## [Task description]
Copy all lines below exactly as written. Leave pictures out.

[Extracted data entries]
════

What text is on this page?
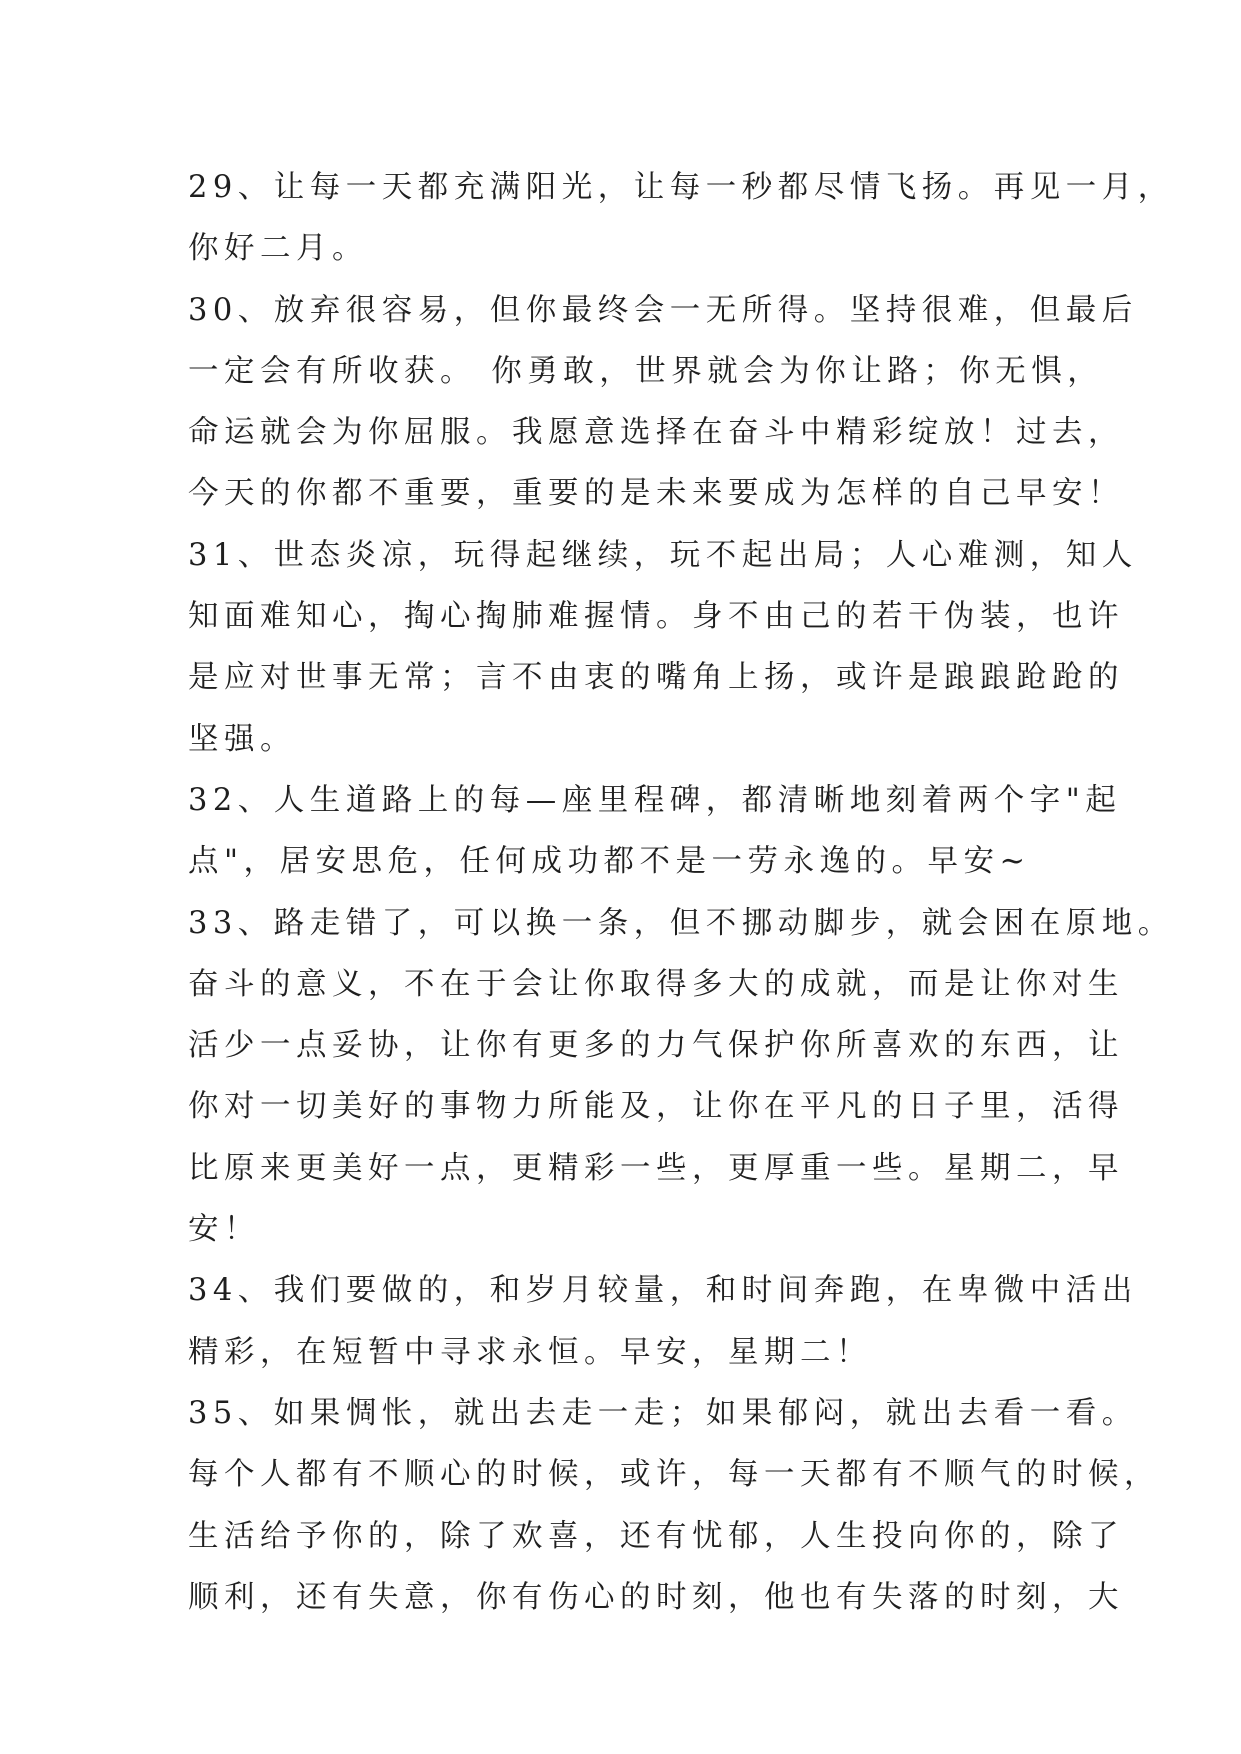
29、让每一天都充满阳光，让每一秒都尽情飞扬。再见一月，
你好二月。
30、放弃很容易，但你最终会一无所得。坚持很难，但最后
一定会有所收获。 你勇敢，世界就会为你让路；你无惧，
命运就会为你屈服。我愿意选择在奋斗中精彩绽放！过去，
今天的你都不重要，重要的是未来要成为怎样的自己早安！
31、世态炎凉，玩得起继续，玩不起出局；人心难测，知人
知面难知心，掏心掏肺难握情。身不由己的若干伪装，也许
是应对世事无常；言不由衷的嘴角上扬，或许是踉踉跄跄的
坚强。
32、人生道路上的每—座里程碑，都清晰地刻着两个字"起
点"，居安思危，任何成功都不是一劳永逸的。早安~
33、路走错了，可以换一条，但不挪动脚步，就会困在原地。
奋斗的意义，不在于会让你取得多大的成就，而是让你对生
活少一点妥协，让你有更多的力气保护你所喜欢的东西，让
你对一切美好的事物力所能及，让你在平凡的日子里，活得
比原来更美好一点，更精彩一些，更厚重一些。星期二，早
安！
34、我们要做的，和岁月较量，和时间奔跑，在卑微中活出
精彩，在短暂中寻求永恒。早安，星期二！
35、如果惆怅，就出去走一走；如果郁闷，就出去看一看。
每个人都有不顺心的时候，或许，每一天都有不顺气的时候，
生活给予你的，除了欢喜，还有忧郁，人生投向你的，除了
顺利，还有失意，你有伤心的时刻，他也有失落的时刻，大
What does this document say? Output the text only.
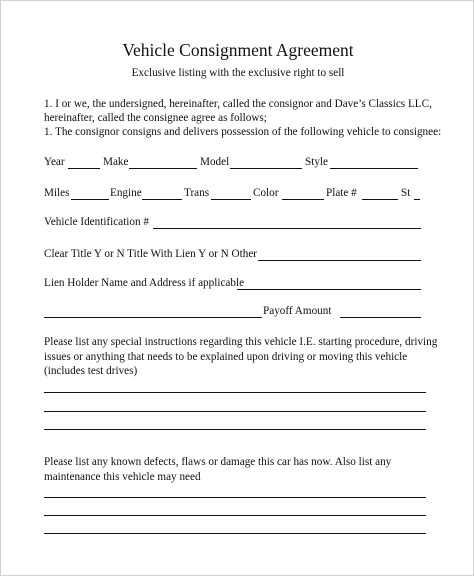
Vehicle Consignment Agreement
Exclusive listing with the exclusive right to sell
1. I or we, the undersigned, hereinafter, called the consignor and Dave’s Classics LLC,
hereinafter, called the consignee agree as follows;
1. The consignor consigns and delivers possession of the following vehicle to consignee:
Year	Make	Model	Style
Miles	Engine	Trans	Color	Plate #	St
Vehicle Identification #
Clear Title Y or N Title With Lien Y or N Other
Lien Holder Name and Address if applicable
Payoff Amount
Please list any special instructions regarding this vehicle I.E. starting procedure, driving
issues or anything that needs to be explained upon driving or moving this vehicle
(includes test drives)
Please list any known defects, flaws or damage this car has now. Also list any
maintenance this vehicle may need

════

## [Solution to the problem]
What text is on this page?
29、让每一天都充满阳光，让每一秒都尽情飞扬。再见一月，
你好二月。
30、放弃很容易，但你最终会一无所得。坚持很难，但最后
一定会有所收获。 你勇敢，世界就会为你让路；你无惧，
命运就会为你屈服。我愿意选择在奋斗中精彩绽放！过去，
今天的你都不重要，重要的是未来要成为怎样的自己早安！
31、世态炎凉，玩得起继续，玩不起出局；人心难测，知人
知面难知心，掏心掏肺难握情。身不由己的若干伪装，也许
是应对世事无常；言不由衷的嘴角上扬，或许是踉踉跄跄的
坚强。
32、人生道路上的每—座里程碑，都清晰地刻着两个字"起
点"，居安思危，任何成功都不是一劳永逸的。早安~
33、路走错了，可以换一条，但不挪动脚步，就会困在原地。
奋斗的意义，不在于会让你取得多大的成就，而是让你对生
活少一点妥协，让你有更多的力气保护你所喜欢的东西，让
你对一切美好的事物力所能及，让你在平凡的日子里，活得
比原来更美好一点，更精彩一些，更厚重一些。星期二，早
安！
34、我们要做的，和岁月较量，和时间奔跑，在卑微中活出
精彩，在短暂中寻求永恒。早安，星期二！
35、如果惆怅，就出去走一走；如果郁闷，就出去看一看。
每个人都有不顺心的时候，或许，每一天都有不顺气的时候，
生活给予你的，除了欢喜，还有忧郁，人生投向你的，除了
顺利，还有失意，你有伤心的时刻，他也有失落的时刻，大
What does this document say? Output the text only.
Vehicle Consignment Agreement
Exclusive listing with the exclusive right to sell
1. I or we, the undersigned, hereinafter, called the consignor and Dave’s Classics LLC,
hereinafter, called the consignee agree as follows;
1. The consignor consigns and delivers possession of the following vehicle to consignee:
Year	Make	Model	Style
Miles	Engine	Trans	Color	Plate #	St
Vehicle Identification #
Clear Title Y or N Title With Lien Y or N Other
Lien Holder Name and Address if applicable
Payoff Amount
Please list any special instructions regarding this vehicle I.E. starting procedure, driving
issues or anything that needs to be explained upon driving or moving this vehicle
(includes test drives)
Please list any known defects, flaws or damage this car has now. Also list any
maintenance this vehicle may need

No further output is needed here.